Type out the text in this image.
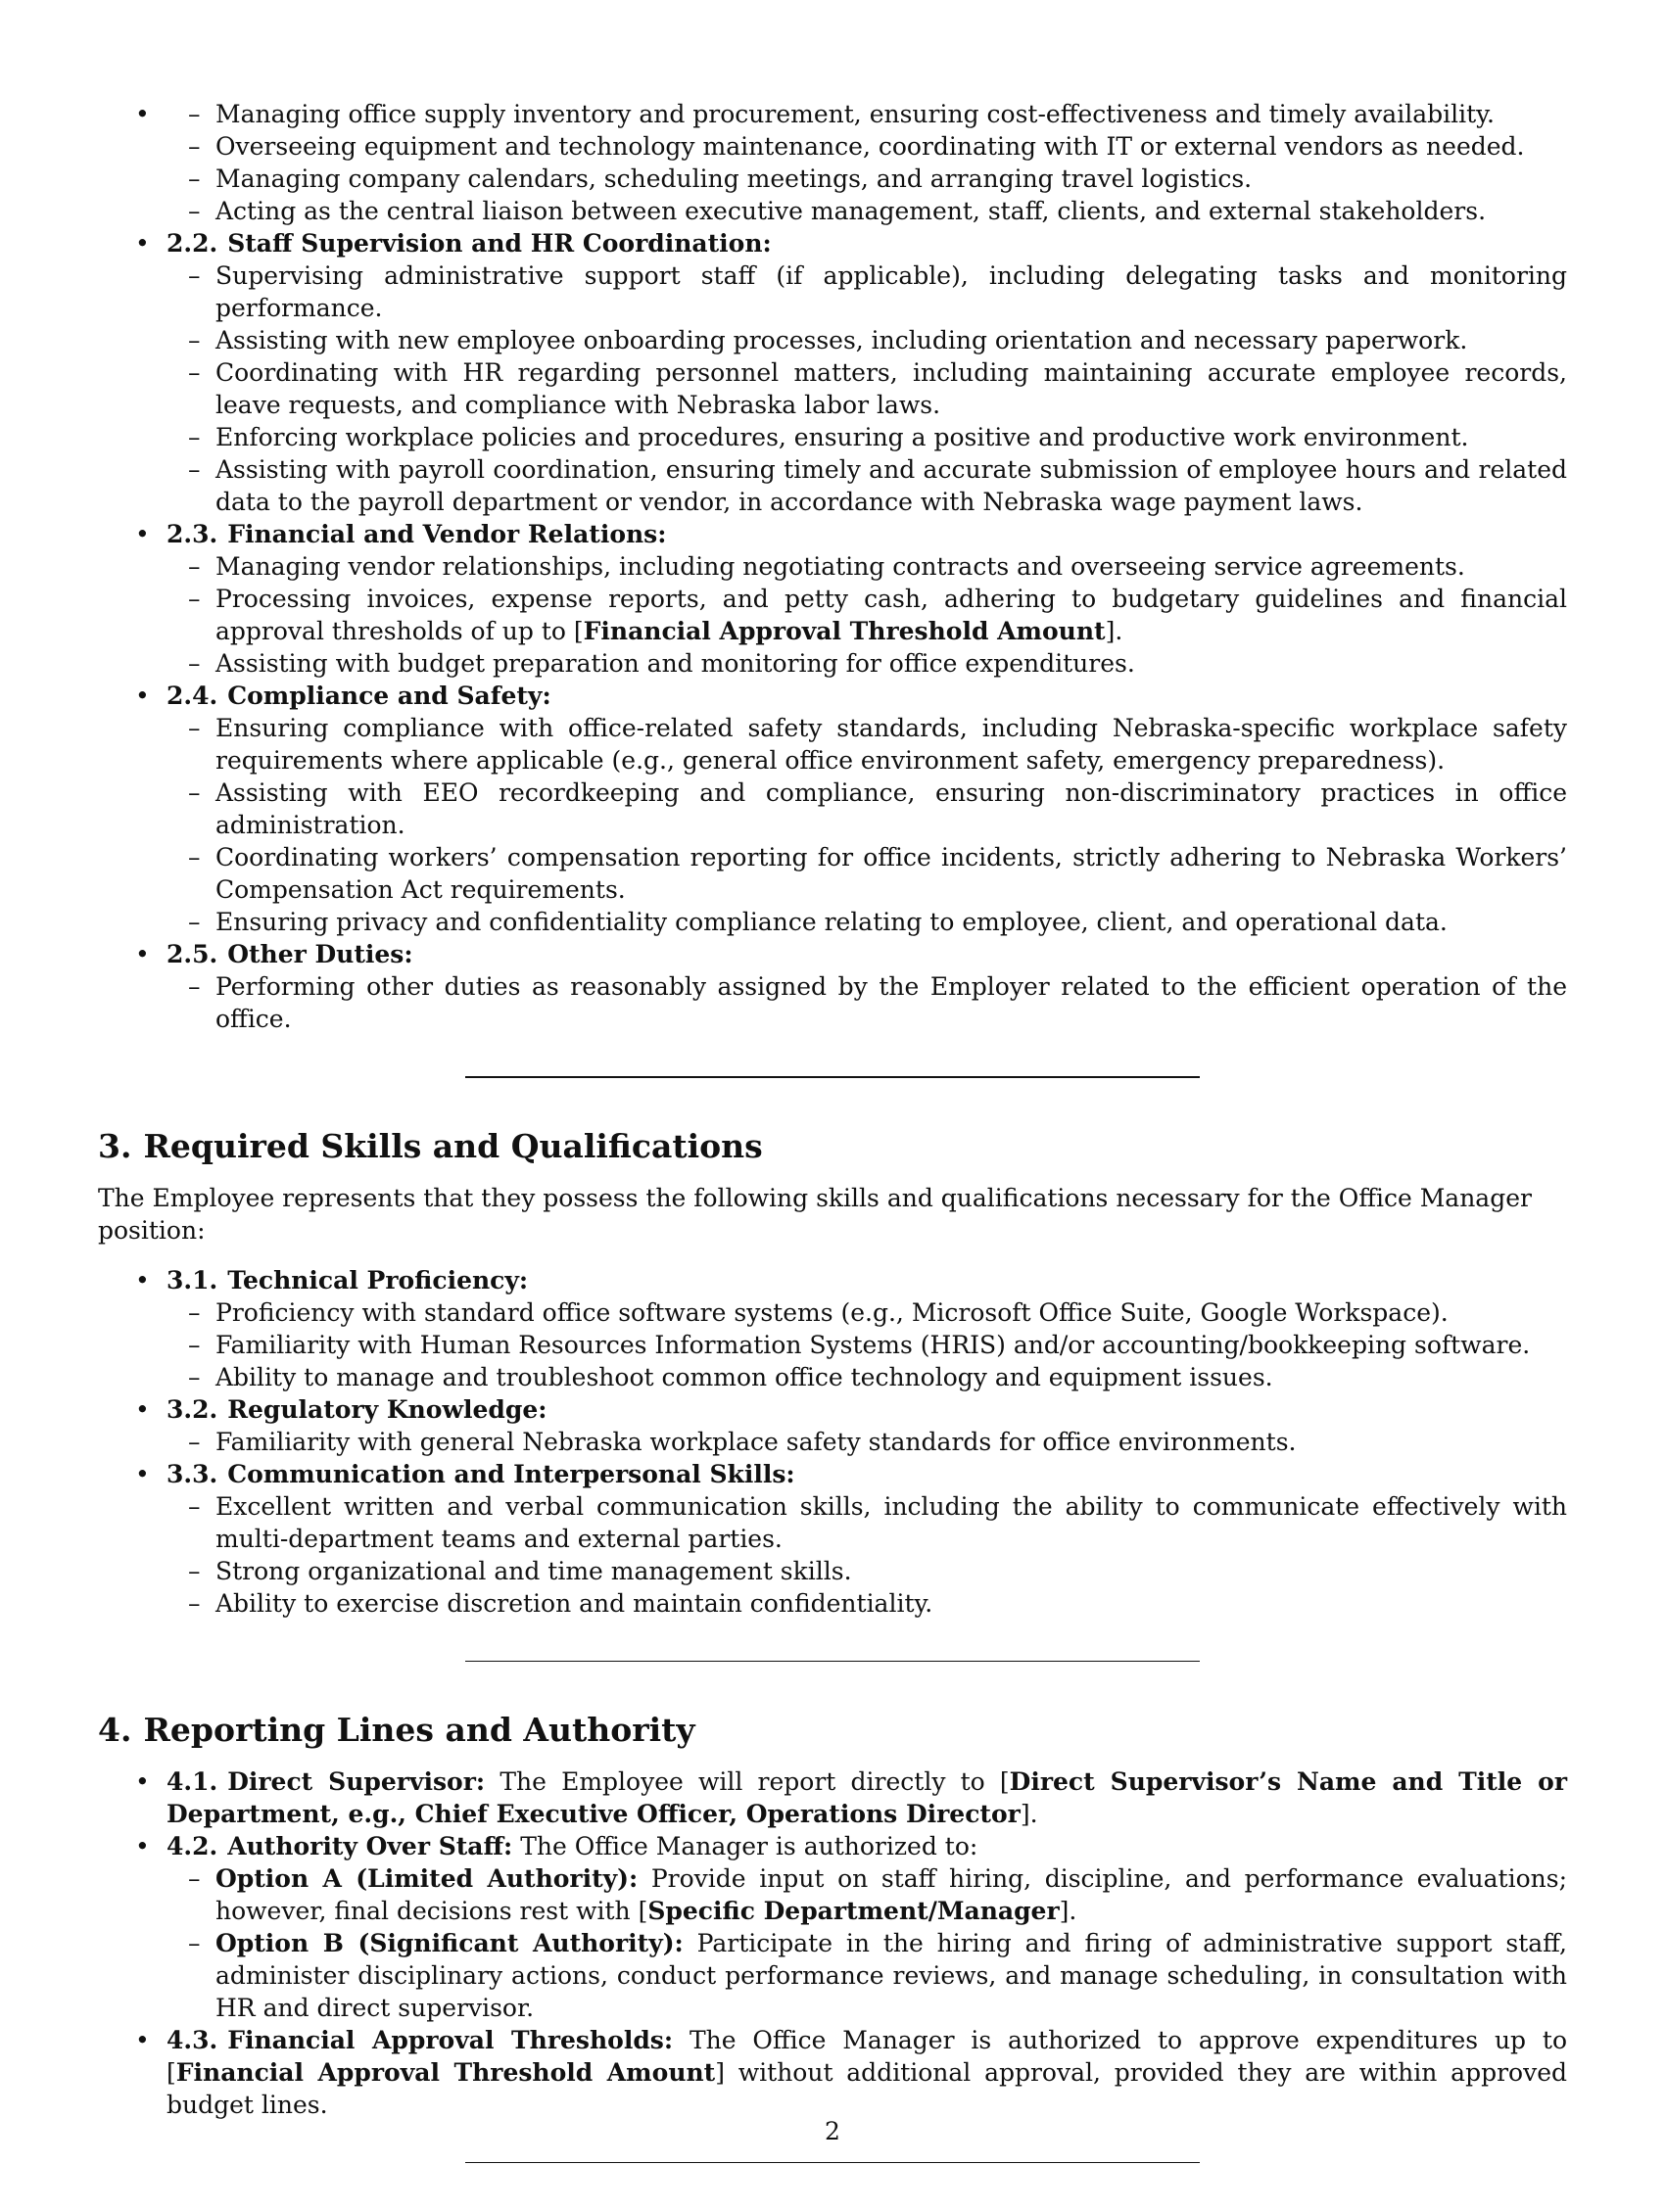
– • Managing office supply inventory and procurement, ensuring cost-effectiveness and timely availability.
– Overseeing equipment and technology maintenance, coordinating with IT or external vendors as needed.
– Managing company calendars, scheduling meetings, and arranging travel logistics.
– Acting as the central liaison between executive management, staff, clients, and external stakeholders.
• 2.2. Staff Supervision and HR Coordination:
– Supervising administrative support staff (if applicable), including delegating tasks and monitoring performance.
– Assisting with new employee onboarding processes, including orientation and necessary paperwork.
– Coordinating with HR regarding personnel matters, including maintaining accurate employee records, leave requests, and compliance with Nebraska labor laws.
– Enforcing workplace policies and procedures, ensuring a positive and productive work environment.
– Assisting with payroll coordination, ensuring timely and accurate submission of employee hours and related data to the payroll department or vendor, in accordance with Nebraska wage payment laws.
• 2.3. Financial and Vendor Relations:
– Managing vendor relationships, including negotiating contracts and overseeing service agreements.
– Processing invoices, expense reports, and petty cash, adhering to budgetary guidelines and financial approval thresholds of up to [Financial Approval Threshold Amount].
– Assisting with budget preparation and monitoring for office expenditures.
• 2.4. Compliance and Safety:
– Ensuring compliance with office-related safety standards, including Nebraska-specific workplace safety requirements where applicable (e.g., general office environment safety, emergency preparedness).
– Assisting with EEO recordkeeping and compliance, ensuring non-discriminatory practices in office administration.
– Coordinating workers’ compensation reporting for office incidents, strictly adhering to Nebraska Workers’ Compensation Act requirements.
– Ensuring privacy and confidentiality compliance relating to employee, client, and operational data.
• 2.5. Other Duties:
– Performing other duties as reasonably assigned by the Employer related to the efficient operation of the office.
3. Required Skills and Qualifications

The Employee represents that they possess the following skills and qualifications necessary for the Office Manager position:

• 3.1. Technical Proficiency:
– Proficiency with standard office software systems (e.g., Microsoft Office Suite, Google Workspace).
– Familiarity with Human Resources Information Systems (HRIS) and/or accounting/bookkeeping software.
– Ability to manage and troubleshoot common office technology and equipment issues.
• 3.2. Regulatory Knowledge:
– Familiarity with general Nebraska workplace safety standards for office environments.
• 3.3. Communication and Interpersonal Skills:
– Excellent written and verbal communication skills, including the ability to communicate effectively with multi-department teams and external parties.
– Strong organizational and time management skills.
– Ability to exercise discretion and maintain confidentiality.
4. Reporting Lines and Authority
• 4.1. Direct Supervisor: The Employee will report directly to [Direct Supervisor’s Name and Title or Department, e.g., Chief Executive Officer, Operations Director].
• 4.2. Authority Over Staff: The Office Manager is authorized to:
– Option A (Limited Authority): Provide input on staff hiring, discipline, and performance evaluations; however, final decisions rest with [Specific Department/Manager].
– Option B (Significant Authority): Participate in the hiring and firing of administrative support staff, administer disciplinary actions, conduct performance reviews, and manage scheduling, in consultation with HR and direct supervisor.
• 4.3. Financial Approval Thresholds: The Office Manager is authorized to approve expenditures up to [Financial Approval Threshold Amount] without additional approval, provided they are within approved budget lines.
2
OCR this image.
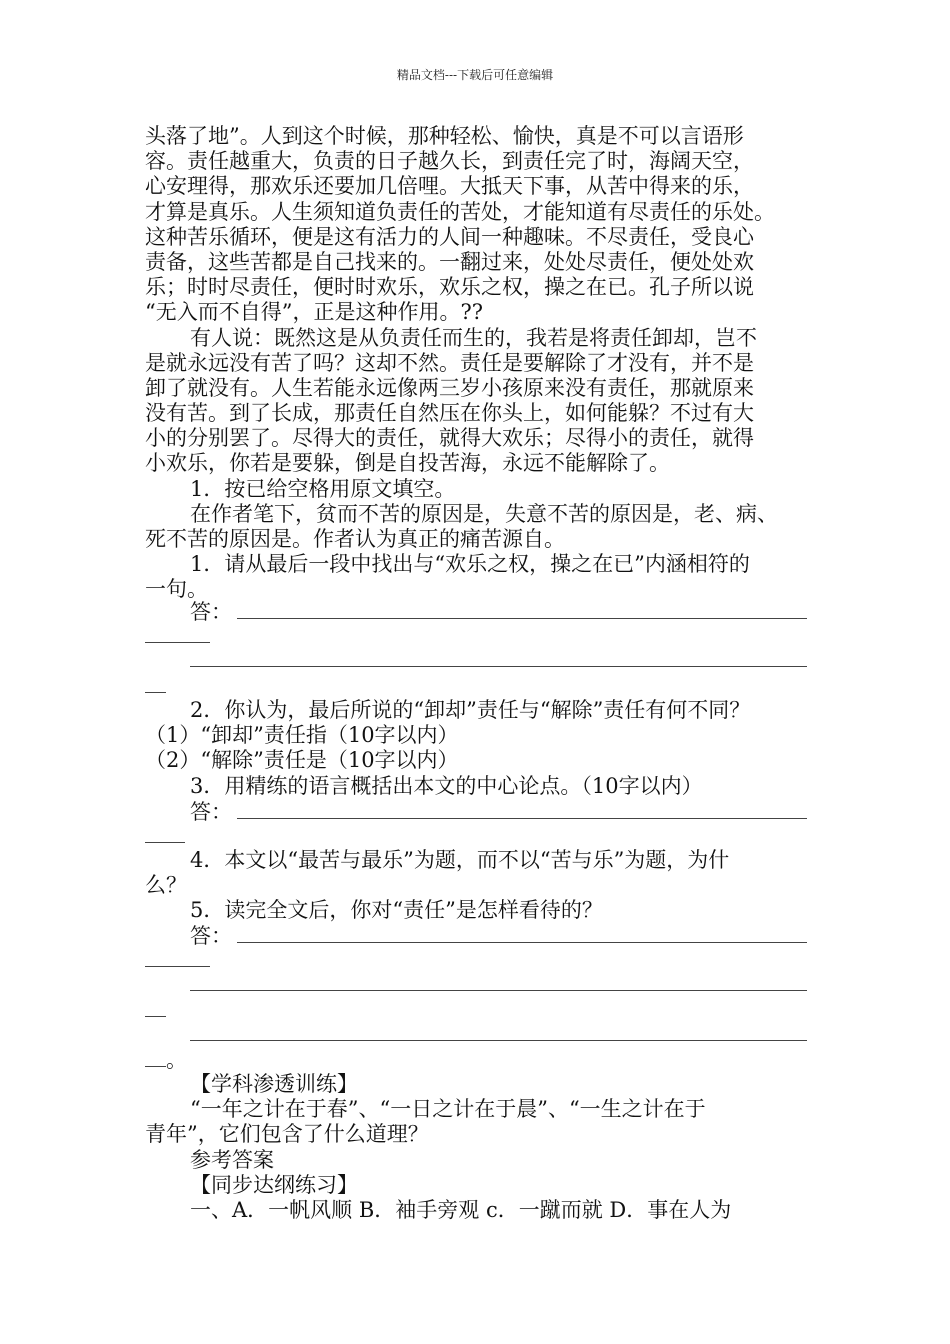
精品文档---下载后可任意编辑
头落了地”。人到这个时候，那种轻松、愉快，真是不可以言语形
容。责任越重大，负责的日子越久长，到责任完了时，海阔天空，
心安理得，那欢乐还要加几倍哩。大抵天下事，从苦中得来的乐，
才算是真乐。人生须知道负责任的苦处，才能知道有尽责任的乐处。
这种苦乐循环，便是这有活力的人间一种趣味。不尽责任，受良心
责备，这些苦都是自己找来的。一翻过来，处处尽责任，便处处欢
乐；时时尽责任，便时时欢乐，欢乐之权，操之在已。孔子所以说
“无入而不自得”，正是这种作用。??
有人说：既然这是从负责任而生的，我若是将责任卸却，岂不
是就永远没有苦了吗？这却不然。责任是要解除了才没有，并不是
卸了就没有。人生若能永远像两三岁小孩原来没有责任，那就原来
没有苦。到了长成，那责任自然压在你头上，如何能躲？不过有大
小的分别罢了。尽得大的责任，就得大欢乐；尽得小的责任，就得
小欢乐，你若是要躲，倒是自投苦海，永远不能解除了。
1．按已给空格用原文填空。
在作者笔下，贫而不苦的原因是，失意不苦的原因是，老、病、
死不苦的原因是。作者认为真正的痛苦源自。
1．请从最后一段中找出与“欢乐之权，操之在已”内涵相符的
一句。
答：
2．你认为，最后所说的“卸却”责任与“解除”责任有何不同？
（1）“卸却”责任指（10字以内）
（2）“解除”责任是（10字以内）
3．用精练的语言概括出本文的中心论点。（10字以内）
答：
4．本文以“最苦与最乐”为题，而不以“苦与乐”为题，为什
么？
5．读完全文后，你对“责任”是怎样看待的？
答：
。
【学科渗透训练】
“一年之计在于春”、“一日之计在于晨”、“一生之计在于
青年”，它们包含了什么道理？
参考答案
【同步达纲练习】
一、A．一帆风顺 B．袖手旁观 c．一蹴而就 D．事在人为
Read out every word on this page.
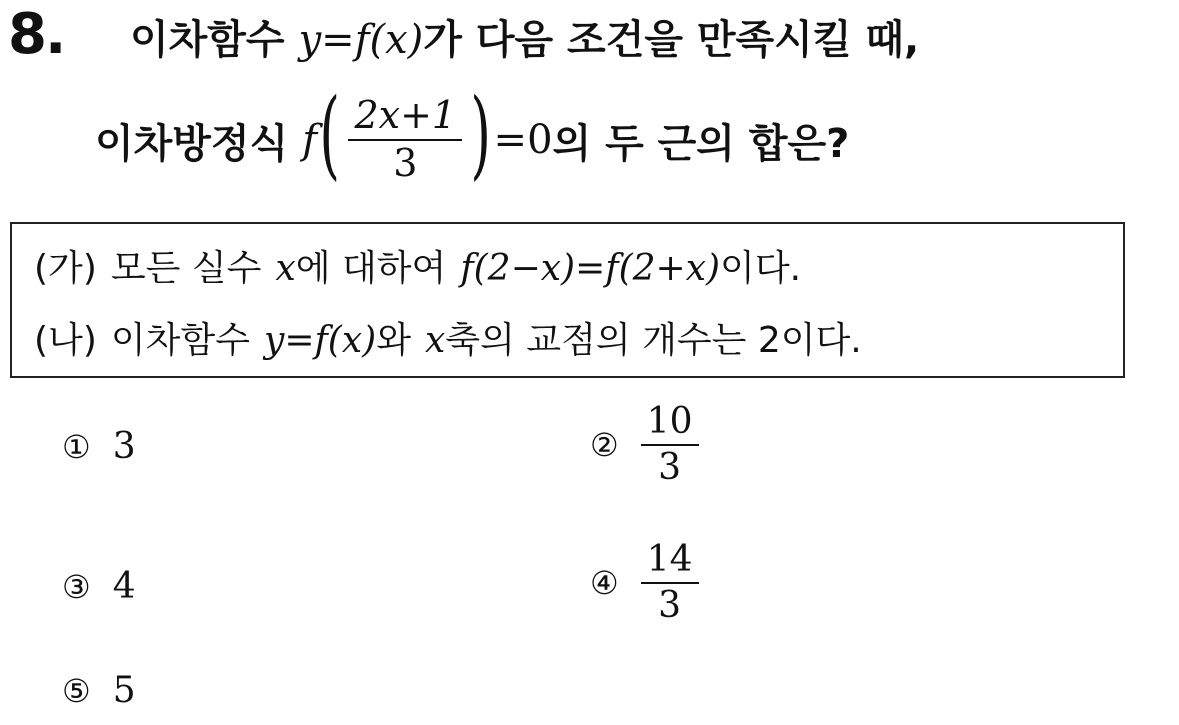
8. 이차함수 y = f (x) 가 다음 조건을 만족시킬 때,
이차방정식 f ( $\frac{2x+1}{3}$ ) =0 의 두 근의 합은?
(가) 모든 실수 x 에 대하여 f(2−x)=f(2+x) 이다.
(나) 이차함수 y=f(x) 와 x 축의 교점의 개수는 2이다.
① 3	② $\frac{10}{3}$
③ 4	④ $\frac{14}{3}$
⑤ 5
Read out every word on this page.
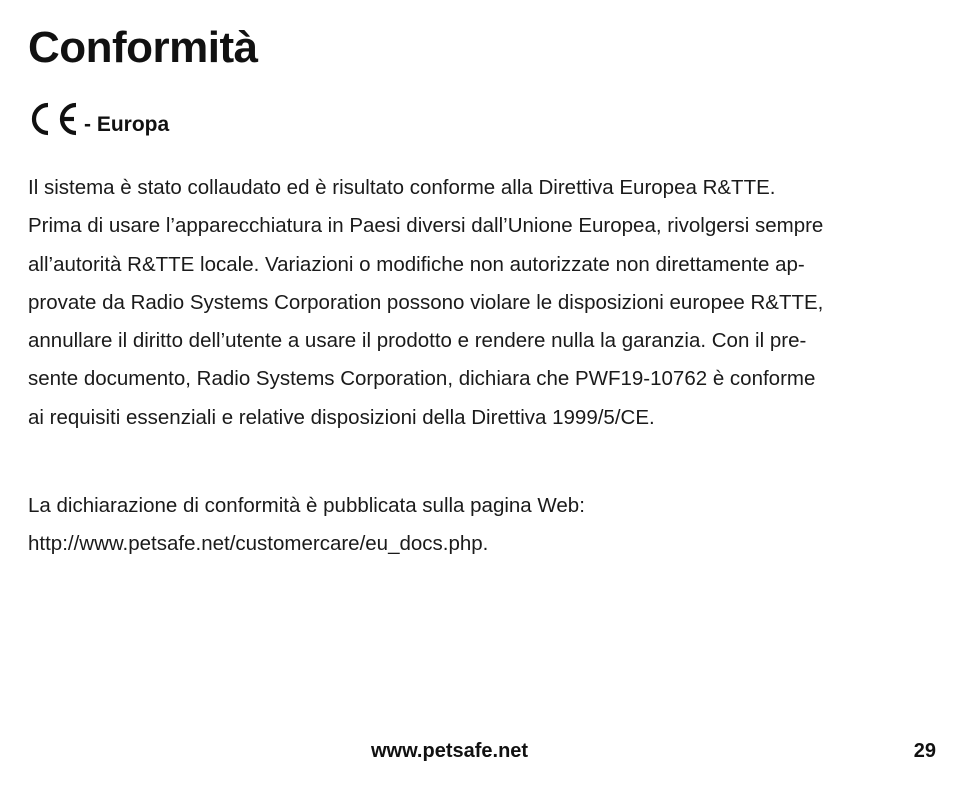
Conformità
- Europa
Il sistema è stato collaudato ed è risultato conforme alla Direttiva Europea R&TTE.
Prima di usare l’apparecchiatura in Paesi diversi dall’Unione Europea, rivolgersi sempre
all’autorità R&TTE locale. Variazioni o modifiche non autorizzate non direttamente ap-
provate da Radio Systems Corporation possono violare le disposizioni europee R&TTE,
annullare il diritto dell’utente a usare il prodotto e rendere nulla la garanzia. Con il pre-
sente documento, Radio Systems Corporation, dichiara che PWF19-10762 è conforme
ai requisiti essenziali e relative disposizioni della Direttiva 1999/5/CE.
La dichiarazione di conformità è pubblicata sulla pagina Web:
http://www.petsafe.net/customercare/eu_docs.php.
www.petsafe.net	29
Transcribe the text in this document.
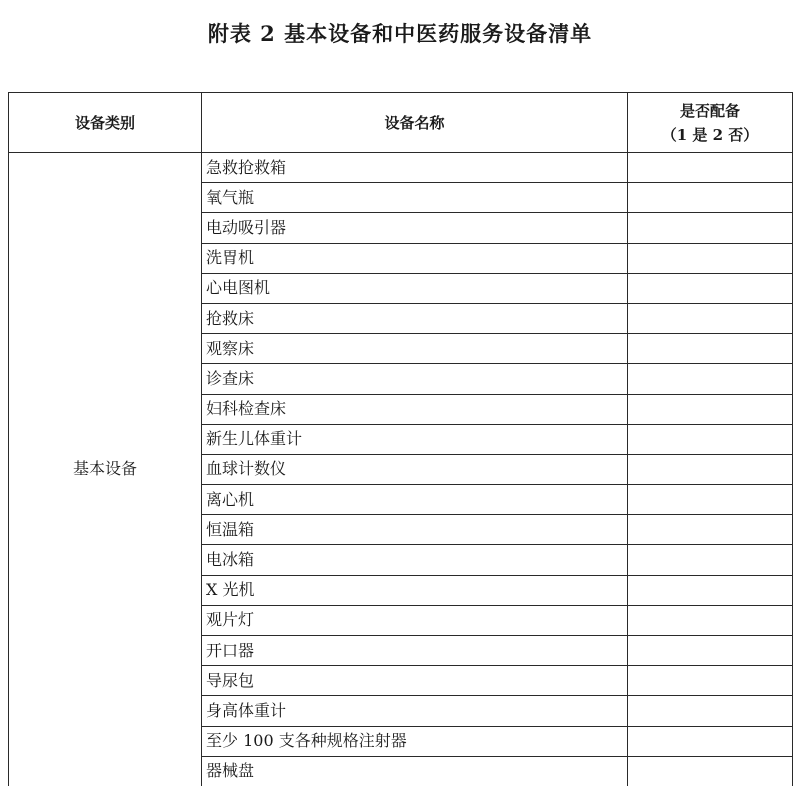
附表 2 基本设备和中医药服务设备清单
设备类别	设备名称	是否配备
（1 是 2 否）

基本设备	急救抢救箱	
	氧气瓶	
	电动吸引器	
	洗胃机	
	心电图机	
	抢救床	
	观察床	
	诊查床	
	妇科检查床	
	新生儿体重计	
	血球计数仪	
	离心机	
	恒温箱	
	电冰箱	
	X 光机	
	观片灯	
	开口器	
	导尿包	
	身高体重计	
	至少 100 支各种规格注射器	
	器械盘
· · · · · · ·
Task to complete
Reproduce exactly, without any picture, the lines from the one bearing "Transcribe the text in this document." to the last line of the records above.

Solution
Transcribe the text in this document.
附表 2 基本设备和中医药服务设备清单
设备类别	设备名称	是否配备
（1 是 2 否）

基本设备	急救抢救箱	
	氧气瓶	
	电动吸引器	
	洗胃机	
	心电图机	
	抢救床	
	观察床	
	诊查床	
	妇科检查床	
	新生儿体重计	
	血球计数仪	
	离心机	
	恒温箱	
	电冰箱	
	X 光机	
	观片灯	
	开口器	
	导尿包	
	身高体重计	
	至少 100 支各种规格注射器	
	器械盘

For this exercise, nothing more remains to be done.